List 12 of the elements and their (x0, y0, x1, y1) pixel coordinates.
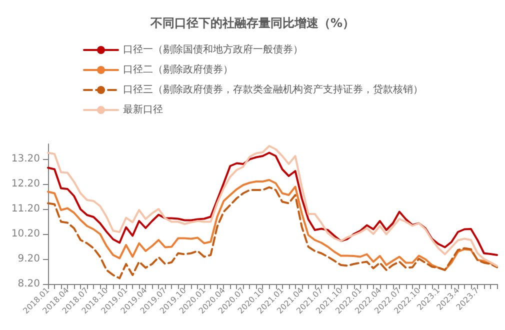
y-tick-label: 10.20 (11, 228, 40, 240)
legend-label: 口径一（剔除国债和地方政府一般债券） (123, 44, 303, 56)
chart-title: 不同口径下的社融存量同比增速（%） (149, 16, 355, 30)
y-tick-label: 8.20 (18, 278, 40, 290)
y-tick-label: 12.20 (11, 178, 40, 190)
line-series (47, 186, 498, 280)
y-tick-label: 11.20 (11, 204, 40, 214)
y-tick-label: 9.20 (18, 254, 40, 264)
legend-label: 口径三（剔除政府债券，存款类金融机构资产支持证券，贷款核销） (123, 84, 423, 96)
legend-label: 最新口径 (123, 104, 163, 116)
legend-label: 口径二（剔除政府债券） (123, 64, 233, 76)
y-tick-label: 13.20 (11, 154, 40, 164)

━━━━━━━━━━━━━━━━

Gib alle Zeilen der Datensätze oben wortgetreu wieder. Lass dabei die Bilder weg.

● **ANTWORT**:
List 12 of the elements and their (x0, y0, x1, y1) pixel coordinates.
y-tick-label: 10.20 (11, 228, 40, 240)
legend-label: 口径一（剔除国债和地方政府一般债券） (123, 44, 303, 56)
chart-title: 不同口径下的社融存量同比增速（%） (149, 16, 355, 30)
y-tick-label: 8.20 (18, 278, 40, 290)
y-tick-label: 12.20 (11, 178, 40, 190)
line-series (47, 186, 498, 280)
y-tick-label: 11.20 (11, 204, 40, 214)
y-tick-label: 9.20 (18, 254, 40, 264)
legend-label: 口径三（剔除政府债券，存款类金融机构资产支持证券，贷款核销） (123, 84, 423, 96)
legend-label: 最新口径 (123, 104, 163, 116)
legend-label: 口径二（剔除政府债券） (123, 64, 233, 76)
y-tick-label: 13.20 (11, 154, 40, 164)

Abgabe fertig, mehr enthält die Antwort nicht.